>> BEGIN Extracted information
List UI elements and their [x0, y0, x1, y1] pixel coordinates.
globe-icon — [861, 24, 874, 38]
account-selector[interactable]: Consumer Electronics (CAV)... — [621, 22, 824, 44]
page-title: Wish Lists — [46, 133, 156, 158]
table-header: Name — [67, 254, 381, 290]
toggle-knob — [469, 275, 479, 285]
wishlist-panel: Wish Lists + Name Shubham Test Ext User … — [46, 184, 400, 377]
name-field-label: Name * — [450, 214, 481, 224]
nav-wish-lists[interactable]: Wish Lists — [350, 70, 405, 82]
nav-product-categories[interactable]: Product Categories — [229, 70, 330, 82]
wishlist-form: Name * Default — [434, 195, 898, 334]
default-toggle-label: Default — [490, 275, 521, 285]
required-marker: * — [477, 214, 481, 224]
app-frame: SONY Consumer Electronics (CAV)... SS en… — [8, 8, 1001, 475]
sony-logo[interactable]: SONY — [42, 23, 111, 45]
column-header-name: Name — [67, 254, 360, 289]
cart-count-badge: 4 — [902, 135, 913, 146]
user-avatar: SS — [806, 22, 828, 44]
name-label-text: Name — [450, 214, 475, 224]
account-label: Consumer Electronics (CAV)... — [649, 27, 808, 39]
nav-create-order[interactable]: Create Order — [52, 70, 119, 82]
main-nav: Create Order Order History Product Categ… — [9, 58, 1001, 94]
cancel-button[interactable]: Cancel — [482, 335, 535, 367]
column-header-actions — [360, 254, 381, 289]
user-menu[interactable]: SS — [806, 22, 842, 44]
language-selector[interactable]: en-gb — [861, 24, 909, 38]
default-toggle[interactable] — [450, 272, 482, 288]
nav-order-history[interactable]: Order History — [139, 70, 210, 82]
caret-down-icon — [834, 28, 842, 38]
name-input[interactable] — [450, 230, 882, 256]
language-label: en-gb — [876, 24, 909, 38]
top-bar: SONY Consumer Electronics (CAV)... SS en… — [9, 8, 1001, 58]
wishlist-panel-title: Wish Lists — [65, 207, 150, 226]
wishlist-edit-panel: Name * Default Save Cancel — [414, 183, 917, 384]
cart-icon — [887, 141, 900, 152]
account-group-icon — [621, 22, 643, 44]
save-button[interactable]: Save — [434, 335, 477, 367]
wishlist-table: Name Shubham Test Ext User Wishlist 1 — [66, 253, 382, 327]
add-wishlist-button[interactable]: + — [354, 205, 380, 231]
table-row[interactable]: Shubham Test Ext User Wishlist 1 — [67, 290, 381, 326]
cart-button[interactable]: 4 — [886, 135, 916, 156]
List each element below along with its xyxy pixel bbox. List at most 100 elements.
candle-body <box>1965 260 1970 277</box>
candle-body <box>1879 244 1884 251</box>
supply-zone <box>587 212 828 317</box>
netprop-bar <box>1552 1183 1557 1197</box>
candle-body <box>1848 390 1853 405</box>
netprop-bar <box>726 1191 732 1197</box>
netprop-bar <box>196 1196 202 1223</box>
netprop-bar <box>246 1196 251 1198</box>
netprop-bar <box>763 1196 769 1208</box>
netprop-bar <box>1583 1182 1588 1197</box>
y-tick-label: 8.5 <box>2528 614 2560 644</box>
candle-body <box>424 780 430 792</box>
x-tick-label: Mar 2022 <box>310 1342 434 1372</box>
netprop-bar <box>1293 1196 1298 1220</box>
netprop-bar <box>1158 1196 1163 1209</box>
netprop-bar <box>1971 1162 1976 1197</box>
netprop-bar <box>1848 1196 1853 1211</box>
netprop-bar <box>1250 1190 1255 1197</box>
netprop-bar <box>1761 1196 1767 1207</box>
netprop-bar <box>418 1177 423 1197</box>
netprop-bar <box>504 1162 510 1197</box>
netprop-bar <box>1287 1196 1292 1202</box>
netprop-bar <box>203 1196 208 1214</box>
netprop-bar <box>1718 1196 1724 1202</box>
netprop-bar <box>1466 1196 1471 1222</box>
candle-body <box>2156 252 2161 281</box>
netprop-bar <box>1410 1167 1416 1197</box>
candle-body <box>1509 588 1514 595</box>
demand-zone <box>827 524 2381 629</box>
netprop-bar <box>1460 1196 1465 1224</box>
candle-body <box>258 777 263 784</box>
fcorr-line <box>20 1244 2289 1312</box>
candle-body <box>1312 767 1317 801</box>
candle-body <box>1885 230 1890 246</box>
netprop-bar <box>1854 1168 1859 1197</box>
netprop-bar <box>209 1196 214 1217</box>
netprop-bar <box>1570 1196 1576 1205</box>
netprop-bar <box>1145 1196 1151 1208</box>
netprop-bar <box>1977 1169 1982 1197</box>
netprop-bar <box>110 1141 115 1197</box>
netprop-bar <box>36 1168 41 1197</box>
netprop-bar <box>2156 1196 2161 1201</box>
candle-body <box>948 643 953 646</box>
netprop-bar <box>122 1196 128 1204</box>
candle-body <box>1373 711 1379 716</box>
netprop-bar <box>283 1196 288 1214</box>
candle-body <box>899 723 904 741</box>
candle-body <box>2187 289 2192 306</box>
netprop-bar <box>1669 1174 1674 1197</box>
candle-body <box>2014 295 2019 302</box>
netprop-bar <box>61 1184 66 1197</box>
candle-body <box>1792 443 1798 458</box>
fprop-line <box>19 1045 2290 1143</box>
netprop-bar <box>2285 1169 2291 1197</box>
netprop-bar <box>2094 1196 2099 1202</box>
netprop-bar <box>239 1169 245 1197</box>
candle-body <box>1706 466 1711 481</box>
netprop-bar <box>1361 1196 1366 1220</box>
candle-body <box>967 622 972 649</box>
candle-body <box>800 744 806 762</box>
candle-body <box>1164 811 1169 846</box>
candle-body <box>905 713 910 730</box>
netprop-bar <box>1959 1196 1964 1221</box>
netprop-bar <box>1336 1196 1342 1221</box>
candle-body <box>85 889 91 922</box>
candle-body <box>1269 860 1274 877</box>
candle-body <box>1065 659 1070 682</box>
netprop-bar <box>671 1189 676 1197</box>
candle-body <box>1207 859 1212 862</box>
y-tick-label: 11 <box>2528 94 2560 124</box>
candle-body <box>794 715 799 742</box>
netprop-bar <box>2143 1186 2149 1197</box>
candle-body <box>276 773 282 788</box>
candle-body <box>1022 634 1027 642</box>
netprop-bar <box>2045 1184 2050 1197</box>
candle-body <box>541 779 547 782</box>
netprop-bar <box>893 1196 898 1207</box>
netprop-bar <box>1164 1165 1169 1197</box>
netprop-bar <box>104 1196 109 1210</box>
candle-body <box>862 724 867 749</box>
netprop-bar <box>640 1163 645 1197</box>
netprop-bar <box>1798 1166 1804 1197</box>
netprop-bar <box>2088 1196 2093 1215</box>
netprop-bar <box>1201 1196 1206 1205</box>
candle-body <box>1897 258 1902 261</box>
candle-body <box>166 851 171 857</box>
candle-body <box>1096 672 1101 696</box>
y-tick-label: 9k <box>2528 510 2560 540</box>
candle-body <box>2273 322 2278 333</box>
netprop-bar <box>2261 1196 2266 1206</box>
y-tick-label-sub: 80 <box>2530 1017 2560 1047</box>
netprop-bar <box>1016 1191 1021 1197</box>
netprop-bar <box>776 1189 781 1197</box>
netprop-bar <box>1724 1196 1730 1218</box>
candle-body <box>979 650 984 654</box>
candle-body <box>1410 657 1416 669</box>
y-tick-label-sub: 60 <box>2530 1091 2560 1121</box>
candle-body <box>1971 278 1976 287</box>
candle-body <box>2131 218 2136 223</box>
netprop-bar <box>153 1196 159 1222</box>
>> END Extracted information
- [Exercise description] Recast the rows above as a Markdown table with two columns, Index and Text. Put each row's number under Index and the row itself under Text, and leave out blank lines.

- [Answer to the task]
| Index | Text |
|---|---|
| 1 | List UI elements and their [x0, y0, x1, y1] pixel coordinates. |
| 2 | globe-icon — [861, 24, 874, 38] |
| 3 | account-selector[interactable]: Consumer Electronics (CAV)... — [621, 22, 824, 44] |
| 4 | page-title: Wish Lists — [46, 133, 156, 158] |
| 5 | table-header: Name — [67, 254, 381, 290] |
| 6 | toggle-knob — [469, 275, 479, 285] |
| 7 | wishlist-panel: Wish Lists + Name Shubham Test Ext User … — [46, 184, 400, 377] |
| 8 | name-field-label: Name * — [450, 214, 481, 224] |
| 9 | nav-wish-lists[interactable]: Wish Lists — [350, 70, 405, 82] |
| 10 | nav-product-categories[interactable]: Product Categories — [229, 70, 330, 82] |
| 11 | wishlist-form: Name * Default — [434, 195, 898, 334] |
| 12 | default-toggle-label: Default — [490, 275, 521, 285] |
| 13 | required-marker: * — [477, 214, 481, 224] |
| 14 | app-frame: SONY Consumer Electronics (CAV)... SS en… — [8, 8, 1001, 475] |
| 15 | sony-logo[interactable]: SONY — [42, 23, 111, 45] |
| 16 | column-header-name: Name — [67, 254, 360, 289] |
| 17 | cart-count-badge: 4 — [902, 135, 913, 146] |
| 18 | user-avatar: SS — [806, 22, 828, 44] |
| 19 | name-label-text: Name — [450, 214, 475, 224] |
| 20 | account-label: Consumer Electronics (CAV)... — [649, 27, 808, 39] |
| 21 | nav-create-order[interactable]: Create Order — [52, 70, 119, 82] |
| 22 | main-nav: Create Order Order History Product Categ… — [9, 58, 1001, 94] |
| 23 | cancel-button[interactable]: Cancel — [482, 335, 535, 367] |
| 24 | column-header-actions — [360, 254, 381, 289] |
| 25 | user-menu[interactable]: SS — [806, 22, 842, 44] |
| 26 | language-selector[interactable]: en-gb — [861, 24, 909, 38] |
| 27 | default-toggle[interactable] — [450, 272, 482, 288] |
| 28 | nav-order-history[interactable]: Order History — [139, 70, 210, 82] |
| 29 | caret-down-icon — [834, 28, 842, 38] |
| 30 | name-input[interactable] — [450, 230, 882, 256] |
| 31 | language-label: en-gb — [876, 24, 909, 38] |
| 32 | top-bar: SONY Consumer Electronics (CAV)... SS en… — [9, 8, 1001, 58] |
| 33 | wishlist-panel-title: Wish Lists — [65, 207, 150, 226] |
| 34 | wishlist-edit-panel: Name * Default Save Cancel — [414, 183, 917, 384] |
| 35 | cart-icon — [887, 141, 900, 152] |
| 36 | account-group-icon — [621, 22, 643, 44] |
| 37 | save-button[interactable]: Save — [434, 335, 477, 367] |
| 38 | wishlist-table: Name Shubham Test Ext User Wishlist 1 — [66, 253, 382, 327] |
| 39 | add-wishlist-button[interactable]: + — [354, 205, 380, 231] |
| 40 | table-row[interactable]: Shubham Test Ext User Wishlist 1 — [67, 290, 381, 326] |
| 41 | cart-button[interactable]: 4 — [886, 135, 916, 156] |
| 42 | List each element below along with its xyxy pixel bbox. List at most 100 elements. |
| 43 | candle-body <box>1965 260 1970 277</box> |
| 44 | candle-body <box>1879 244 1884 251</box> |
| 45 | supply-zone <box>587 212 828 317</box> |
| 46 | netprop-bar <box>1552 1183 1557 1197</box> |
| 47 | candle-body <box>1848 390 1853 405</box> |
| 48 | netprop-bar <box>726 1191 732 1197</box> |
| 49 | netprop-bar <box>196 1196 202 1223</box> |
| 50 | netprop-bar <box>246 1196 251 1198</box> |
| 51 | netprop-bar <box>763 1196 769 1208</box> |
| 52 | netprop-bar <box>1583 1182 1588 1197</box> |
| 53 | y-tick-label: 8.5 <box>2528 614 2560 644</box> |
| 54 | candle-body <box>424 780 430 792</box> |
| 55 | x-tick-label: Mar 2022 <box>310 1342 434 1372</box> |
| 56 | netprop-bar <box>1293 1196 1298 1220</box> |
| 57 | netprop-bar <box>1158 1196 1163 1209</box> |
| 58 | netprop-bar <box>1971 1162 1976 1197</box> |
| 59 | netprop-bar <box>1848 1196 1853 1211</box> |
| 60 | netprop-bar <box>1250 1190 1255 1197</box> |
| 61 | netprop-bar <box>1761 1196 1767 1207</box> |
| 62 | netprop-bar <box>418 1177 423 1197</box> |
| 63 | netprop-bar <box>504 1162 510 1197</box> |
| 64 | netprop-bar <box>1287 1196 1292 1202</box> |
| 65 | netprop-bar <box>203 1196 208 1214</box> |
| 66 | netprop-bar <box>1718 1196 1724 1202</box> |
| 67 | netprop-bar <box>1466 1196 1471 1222</box> |
| 68 | candle-body <box>2156 252 2161 281</box> |
| 69 | netprop-bar <box>1410 1167 1416 1197</box> |
| 70 | candle-body <box>1509 588 1514 595</box> |
| 71 | demand-zone <box>827 524 2381 629</box> |
| 72 | netprop-bar <box>1460 1196 1465 1224</box> |
| 73 | candle-body <box>258 777 263 784</box> |
| 74 | fcorr-line <box>20 1244 2289 1312</box> |
| 75 | candle-body <box>1312 767 1317 801</box> |
| 76 | candle-body <box>1885 230 1890 246</box> |
| 77 | netprop-bar <box>1854 1168 1859 1197</box> |
| 78 | netprop-bar <box>209 1196 214 1217</box> |
| 79 | netprop-bar <box>1570 1196 1576 1205</box> |
| 80 | netprop-bar <box>1145 1196 1151 1208</box> |
| 81 | netprop-bar <box>1977 1169 1982 1197</box> |
| 82 | netprop-bar <box>110 1141 115 1197</box> |
| 83 | netprop-bar <box>36 1168 41 1197</box> |
| 84 | netprop-bar <box>2156 1196 2161 1201</box> |
| 85 | candle-body <box>948 643 953 646</box> |
| 86 | netprop-bar <box>122 1196 128 1204</box> |
| 87 | candle-body <box>1373 711 1379 716</box> |
| 88 | netprop-bar <box>283 1196 288 1214</box> |
| 89 | candle-body <box>899 723 904 741</box> |
| 90 | candle-body <box>2187 289 2192 306</box> |
| 91 | netprop-bar <box>1669 1174 1674 1197</box> |
| 92 | candle-body <box>2014 295 2019 302</box> |
| 93 | netprop-bar <box>61 1184 66 1197</box> |
| 94 | candle-body <box>1792 443 1798 458</box> |
| 95 | fprop-line <box>19 1045 2290 1143</box> |
| 96 | netprop-bar <box>2285 1169 2291 1197</box> |
| 97 | netprop-bar <box>2094 1196 2099 1202</box> |
| 98 | netprop-bar <box>239 1169 245 1197</box> |
| 99 | candle-body <box>1706 466 1711 481</box> |
| 100 | netprop-bar <box>1361 1196 1366 1220</box> |
| 101 | candle-body <box>967 622 972 649</box> |
| 102 | candle-body <box>800 744 806 762</box> |
| 103 | candle-body <box>1164 811 1169 846</box> |
| 104 | candle-body <box>905 713 910 730</box> |
| 105 | netprop-bar <box>1959 1196 1964 1221</box> |
| 106 | netprop-bar <box>1336 1196 1342 1221</box> |
| 107 | candle-body <box>85 889 91 922</box> |
| 108 | candle-body <box>1269 860 1274 877</box> |
| 109 | candle-body <box>1065 659 1070 682</box> |
| 110 | netprop-bar <box>671 1189 676 1197</box> |
| 111 | candle-body <box>1207 859 1212 862</box> |
| 112 | y-tick-label: 11 <box>2528 94 2560 124</box> |
| 113 | candle-body <box>794 715 799 742</box> |
| 114 | netprop-bar <box>2143 1186 2149 1197</box> |
| 115 | candle-body <box>276 773 282 788</box> |
| 116 | candle-body <box>1022 634 1027 642</box> |
| 117 | netprop-bar <box>2045 1184 2050 1197</box> |
| 118 | candle-body <box>541 779 547 782</box> |
| 119 | netprop-bar <box>893 1196 898 1207</box> |
| 120 | netprop-bar <box>1164 1165 1169 1197</box> |
| 121 | netprop-bar <box>104 1196 109 1210</box> |
| 122 | candle-body <box>862 724 867 749</box> |
| 123 | netprop-bar <box>640 1163 645 1197</box> |
| 124 | netprop-bar <box>1798 1166 1804 1197</box> |
| 125 | netprop-bar <box>2088 1196 2093 1215</box> |
| 126 | netprop-bar <box>1201 1196 1206 1205</box> |
| 127 | candle-body <box>1897 258 1902 261</box> |
| 128 | candle-body <box>166 851 171 857</box> |
| 129 | candle-body <box>1096 672 1101 696</box> |
| 130 | y-tick-label: 9k <box>2528 510 2560 540</box> |
| 131 | candle-body <box>2273 322 2278 333</box> |
| 132 | netprop-bar <box>2261 1196 2266 1206</box> |
| 133 | y-tick-label-sub: 80 <box>2530 1017 2560 1047</box> |
| 134 | netprop-bar <box>1016 1191 1021 1197</box> |
| 135 | netprop-bar <box>776 1189 781 1197</box> |
| 136 | netprop-bar <box>1724 1196 1730 1218</box> |
| 137 | candle-body <box>979 650 984 654</box> |
| 138 | candle-body <box>1410 657 1416 669</box> |
| 139 | y-tick-label-sub: 60 <box>2530 1091 2560 1121</box> |
| 140 | candle-body <box>1971 278 1976 287</box> |
| 141 | candle-body <box>2131 218 2136 223</box> |
| 142 | netprop-bar <box>153 1196 159 1222</box> |